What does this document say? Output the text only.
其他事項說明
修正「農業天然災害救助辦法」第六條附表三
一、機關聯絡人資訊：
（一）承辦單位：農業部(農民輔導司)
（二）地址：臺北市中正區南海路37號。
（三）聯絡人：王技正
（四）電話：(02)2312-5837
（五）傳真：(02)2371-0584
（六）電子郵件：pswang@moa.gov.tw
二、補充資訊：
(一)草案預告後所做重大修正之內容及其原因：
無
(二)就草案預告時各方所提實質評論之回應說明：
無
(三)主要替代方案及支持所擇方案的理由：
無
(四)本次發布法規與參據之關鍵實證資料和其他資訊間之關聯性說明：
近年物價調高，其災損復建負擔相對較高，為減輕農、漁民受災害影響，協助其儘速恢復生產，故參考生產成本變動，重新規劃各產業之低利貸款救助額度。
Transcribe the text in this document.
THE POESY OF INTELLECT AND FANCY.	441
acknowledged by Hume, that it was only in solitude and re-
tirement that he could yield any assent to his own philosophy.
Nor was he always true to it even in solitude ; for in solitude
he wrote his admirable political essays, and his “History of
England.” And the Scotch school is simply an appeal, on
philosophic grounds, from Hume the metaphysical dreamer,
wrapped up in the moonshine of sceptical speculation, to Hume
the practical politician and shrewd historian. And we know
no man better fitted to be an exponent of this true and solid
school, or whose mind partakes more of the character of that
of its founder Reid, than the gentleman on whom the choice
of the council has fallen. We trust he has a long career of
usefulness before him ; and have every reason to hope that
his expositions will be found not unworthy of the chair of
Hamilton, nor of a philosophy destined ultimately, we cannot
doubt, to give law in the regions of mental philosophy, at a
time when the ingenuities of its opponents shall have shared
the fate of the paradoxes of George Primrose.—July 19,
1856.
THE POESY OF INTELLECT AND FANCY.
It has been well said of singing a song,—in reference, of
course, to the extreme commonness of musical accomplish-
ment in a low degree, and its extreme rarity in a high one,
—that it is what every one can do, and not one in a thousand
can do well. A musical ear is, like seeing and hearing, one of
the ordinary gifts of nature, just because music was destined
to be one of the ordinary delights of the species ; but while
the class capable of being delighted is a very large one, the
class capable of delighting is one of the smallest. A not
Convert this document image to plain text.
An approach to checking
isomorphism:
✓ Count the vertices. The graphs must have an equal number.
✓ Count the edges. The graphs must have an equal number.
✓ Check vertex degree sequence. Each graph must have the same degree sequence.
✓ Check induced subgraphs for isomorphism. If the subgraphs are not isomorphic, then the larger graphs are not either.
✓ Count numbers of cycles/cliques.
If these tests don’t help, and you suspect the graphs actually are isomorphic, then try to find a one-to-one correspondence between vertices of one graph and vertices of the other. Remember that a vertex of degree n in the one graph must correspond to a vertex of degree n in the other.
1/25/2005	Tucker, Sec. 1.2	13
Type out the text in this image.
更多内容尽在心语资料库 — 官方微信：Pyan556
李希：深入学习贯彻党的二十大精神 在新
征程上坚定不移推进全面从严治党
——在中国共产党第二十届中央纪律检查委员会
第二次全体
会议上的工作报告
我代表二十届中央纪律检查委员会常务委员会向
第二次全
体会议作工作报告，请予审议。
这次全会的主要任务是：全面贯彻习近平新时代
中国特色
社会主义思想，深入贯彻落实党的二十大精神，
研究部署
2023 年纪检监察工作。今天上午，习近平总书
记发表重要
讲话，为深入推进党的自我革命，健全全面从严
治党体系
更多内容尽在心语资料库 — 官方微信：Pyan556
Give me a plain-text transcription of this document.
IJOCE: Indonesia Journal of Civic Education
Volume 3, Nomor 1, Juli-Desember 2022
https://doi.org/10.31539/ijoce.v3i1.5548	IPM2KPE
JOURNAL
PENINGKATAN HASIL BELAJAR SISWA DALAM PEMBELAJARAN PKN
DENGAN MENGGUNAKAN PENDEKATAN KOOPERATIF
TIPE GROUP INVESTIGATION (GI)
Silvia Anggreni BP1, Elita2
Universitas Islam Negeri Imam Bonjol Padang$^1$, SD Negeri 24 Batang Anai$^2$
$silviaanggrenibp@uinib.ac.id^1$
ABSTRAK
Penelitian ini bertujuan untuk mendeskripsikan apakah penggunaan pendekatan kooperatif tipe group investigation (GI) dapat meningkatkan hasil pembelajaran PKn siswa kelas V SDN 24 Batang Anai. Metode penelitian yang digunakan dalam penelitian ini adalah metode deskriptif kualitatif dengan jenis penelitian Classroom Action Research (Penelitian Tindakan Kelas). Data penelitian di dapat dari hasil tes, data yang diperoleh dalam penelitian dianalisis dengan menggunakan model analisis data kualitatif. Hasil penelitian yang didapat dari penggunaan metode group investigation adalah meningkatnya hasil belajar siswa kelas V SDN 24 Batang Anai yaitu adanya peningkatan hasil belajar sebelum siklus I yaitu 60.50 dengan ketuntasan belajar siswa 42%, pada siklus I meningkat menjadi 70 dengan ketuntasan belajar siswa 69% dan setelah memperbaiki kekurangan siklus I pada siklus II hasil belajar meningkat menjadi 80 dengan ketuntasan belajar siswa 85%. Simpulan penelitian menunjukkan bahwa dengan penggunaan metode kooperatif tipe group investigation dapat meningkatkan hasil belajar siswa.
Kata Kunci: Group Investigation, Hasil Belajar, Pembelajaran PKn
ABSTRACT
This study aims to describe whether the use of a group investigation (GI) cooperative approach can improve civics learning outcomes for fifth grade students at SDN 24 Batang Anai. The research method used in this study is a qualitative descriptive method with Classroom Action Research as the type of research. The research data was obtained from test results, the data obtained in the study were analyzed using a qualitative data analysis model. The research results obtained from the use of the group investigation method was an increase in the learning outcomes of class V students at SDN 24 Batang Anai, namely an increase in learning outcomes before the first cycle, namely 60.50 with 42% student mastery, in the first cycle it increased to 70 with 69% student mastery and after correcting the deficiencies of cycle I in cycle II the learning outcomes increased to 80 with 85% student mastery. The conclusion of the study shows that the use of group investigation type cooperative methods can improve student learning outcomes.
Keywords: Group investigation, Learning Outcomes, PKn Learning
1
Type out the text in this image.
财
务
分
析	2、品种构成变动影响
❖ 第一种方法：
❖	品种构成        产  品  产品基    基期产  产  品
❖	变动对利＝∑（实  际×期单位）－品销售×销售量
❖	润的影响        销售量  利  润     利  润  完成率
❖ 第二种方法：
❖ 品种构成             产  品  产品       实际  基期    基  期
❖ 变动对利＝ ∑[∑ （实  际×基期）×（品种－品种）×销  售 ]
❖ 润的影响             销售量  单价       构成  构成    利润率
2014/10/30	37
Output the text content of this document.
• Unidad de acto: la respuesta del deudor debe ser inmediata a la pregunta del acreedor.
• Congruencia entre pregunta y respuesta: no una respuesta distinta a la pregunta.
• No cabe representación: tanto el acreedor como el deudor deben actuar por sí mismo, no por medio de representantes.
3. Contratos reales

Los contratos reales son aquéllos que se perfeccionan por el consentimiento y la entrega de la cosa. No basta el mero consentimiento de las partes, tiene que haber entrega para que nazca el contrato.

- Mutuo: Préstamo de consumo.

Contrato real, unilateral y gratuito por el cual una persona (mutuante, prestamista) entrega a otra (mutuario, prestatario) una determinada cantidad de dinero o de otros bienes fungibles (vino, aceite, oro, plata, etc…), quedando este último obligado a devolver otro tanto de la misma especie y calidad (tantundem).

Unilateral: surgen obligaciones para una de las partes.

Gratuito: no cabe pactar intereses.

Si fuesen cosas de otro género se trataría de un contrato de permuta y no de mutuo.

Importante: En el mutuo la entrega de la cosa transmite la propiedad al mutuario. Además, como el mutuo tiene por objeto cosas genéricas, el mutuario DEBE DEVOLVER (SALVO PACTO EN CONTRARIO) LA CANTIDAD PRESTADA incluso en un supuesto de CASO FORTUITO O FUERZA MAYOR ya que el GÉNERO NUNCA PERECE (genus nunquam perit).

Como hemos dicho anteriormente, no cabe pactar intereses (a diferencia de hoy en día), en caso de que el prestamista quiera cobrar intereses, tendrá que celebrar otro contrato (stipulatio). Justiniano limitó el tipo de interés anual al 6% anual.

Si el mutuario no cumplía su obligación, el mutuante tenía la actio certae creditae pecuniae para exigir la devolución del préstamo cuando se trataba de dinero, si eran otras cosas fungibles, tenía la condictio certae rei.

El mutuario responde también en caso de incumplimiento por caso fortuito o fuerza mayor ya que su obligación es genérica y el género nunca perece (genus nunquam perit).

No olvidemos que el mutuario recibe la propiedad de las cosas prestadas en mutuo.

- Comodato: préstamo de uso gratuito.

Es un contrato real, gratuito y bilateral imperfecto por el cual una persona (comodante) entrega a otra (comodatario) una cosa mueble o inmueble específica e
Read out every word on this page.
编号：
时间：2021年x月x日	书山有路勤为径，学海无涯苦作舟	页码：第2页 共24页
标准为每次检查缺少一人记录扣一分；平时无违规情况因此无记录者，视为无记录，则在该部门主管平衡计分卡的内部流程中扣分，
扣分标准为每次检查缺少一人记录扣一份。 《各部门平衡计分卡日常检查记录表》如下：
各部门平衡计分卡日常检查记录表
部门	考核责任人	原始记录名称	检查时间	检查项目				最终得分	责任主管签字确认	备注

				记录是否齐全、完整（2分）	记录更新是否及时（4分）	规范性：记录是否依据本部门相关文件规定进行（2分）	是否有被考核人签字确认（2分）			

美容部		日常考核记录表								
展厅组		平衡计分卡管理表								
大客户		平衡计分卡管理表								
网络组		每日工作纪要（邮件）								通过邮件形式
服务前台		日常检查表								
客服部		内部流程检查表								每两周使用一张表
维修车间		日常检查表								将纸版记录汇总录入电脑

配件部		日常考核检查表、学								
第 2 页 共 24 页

================================

SET PROBLEM
Return each line in the records that holds the string "school".

SOLUTION TO THE PROBLEM
England.” And the Scotch school is simply an appeal, on
school, or whose mind partakes more of the character of that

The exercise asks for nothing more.